══ Record list
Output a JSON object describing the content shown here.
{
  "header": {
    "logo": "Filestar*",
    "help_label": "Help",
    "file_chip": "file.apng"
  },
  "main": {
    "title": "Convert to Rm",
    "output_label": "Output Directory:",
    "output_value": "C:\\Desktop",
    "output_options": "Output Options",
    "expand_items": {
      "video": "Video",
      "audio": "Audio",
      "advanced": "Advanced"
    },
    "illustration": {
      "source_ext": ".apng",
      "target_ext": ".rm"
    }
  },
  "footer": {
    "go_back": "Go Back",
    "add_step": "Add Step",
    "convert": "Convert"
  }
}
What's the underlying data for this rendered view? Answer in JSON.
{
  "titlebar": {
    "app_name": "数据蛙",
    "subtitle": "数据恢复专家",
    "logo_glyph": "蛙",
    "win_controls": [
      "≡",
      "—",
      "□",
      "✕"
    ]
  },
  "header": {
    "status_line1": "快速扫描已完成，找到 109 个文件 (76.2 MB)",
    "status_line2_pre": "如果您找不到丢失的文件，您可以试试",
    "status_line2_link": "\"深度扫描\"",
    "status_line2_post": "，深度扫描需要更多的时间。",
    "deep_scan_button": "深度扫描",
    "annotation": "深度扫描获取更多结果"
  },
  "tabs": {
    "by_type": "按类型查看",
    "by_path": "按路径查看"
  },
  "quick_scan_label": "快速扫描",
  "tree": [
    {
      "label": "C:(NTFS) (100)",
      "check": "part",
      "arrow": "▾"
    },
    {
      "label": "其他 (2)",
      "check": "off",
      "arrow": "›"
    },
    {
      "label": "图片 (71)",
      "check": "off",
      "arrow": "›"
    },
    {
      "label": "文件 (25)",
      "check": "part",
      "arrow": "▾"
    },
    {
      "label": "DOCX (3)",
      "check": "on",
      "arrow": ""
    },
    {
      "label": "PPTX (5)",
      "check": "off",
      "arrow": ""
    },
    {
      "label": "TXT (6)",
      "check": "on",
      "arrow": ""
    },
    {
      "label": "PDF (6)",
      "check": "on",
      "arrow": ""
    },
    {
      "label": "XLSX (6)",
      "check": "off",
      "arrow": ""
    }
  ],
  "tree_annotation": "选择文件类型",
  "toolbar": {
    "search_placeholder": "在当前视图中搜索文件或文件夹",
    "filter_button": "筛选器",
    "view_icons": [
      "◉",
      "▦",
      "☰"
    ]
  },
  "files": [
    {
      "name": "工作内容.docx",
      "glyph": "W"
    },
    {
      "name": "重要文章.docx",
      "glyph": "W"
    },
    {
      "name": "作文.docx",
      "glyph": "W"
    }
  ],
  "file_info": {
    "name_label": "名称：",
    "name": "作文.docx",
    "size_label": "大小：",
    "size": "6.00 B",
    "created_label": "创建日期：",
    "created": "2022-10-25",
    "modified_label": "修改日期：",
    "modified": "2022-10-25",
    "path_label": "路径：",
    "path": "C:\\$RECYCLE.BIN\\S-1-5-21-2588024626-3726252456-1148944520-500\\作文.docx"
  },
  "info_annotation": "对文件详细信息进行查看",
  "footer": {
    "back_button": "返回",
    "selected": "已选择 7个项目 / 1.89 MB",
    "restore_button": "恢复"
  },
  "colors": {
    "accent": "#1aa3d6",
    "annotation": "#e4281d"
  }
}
════
> **Do this**
Write the material out again in its entirety, exactly as shown.

> **Final answer**
Output a JSON object describing the content shown here.
{
  "header": {
    "logo": "Filestar*",
    "help_label": "Help",
    "file_chip": "file.apng"
  },
  "main": {
    "title": "Convert to Rm",
    "output_label": "Output Directory:",
    "output_value": "C:\\Desktop",
    "output_options": "Output Options",
    "expand_items": {
      "video": "Video",
      "audio": "Audio",
      "advanced": "Advanced"
    },
    "illustration": {
      "source_ext": ".apng",
      "target_ext": ".rm"
    }
  },
  "footer": {
    "go_back": "Go Back",
    "add_step": "Add Step",
    "convert": "Convert"
  }
}
What's the underlying data for this rendered view? Answer in JSON.
{
  "titlebar": {
    "app_name": "数据蛙",
    "subtitle": "数据恢复专家",
    "logo_glyph": "蛙",
    "win_controls": [
      "≡",
      "—",
      "□",
      "✕"
    ]
  },
  "header": {
    "status_line1": "快速扫描已完成，找到 109 个文件 (76.2 MB)",
    "status_line2_pre": "如果您找不到丢失的文件，您可以试试",
    "status_line2_link": "\"深度扫描\"",
    "status_line2_post": "，深度扫描需要更多的时间。",
    "deep_scan_button": "深度扫描",
    "annotation": "深度扫描获取更多结果"
  },
  "tabs": {
    "by_type": "按类型查看",
    "by_path": "按路径查看"
  },
  "quick_scan_label": "快速扫描",
  "tree": [
    {
      "label": "C:(NTFS) (100)",
      "check": "part",
      "arrow": "▾"
    },
    {
      "label": "其他 (2)",
      "check": "off",
      "arrow": "›"
    },
    {
      "label": "图片 (71)",
      "check": "off",
      "arrow": "›"
    },
    {
      "label": "文件 (25)",
      "check": "part",
      "arrow": "▾"
    },
    {
      "label": "DOCX (3)",
      "check": "on",
      "arrow": ""
    },
    {
      "label": "PPTX (5)",
      "check": "off",
      "arrow": ""
    },
    {
      "label": "TXT (6)",
      "check": "on",
      "arrow": ""
    },
    {
      "label": "PDF (6)",
      "check": "on",
      "arrow": ""
    },
    {
      "label": "XLSX (6)",
      "check": "off",
      "arrow": ""
    }
  ],
  "tree_annotation": "选择文件类型",
  "toolbar": {
    "search_placeholder": "在当前视图中搜索文件或文件夹",
    "filter_button": "筛选器",
    "view_icons": [
      "◉",
      "▦",
      "☰"
    ]
  },
  "files": [
    {
      "name": "工作内容.docx",
      "glyph": "W"
    },
    {
      "name": "重要文章.docx",
      "glyph": "W"
    },
    {
      "name": "作文.docx",
      "glyph": "W"
    }
  ],
  "file_info": {
    "name_label": "名称：",
    "name": "作文.docx",
    "size_label": "大小：",
    "size": "6.00 B",
    "created_label": "创建日期：",
    "created": "2022-10-25",
    "modified_label": "修改日期：",
    "modified": "2022-10-25",
    "path_label": "路径：",
    "path": "C:\\$RECYCLE.BIN\\S-1-5-21-2588024626-3726252456-1148944520-500\\作文.docx"
  },
  "info_annotation": "对文件详细信息进行查看",
  "footer": {
    "back_button": "返回",
    "selected": "已选择 7个项目 / 1.89 MB",
    "restore_button": "恢复"
  },
  "colors": {
    "accent": "#1aa3d6",
    "annotation": "#e4281d"
  }
}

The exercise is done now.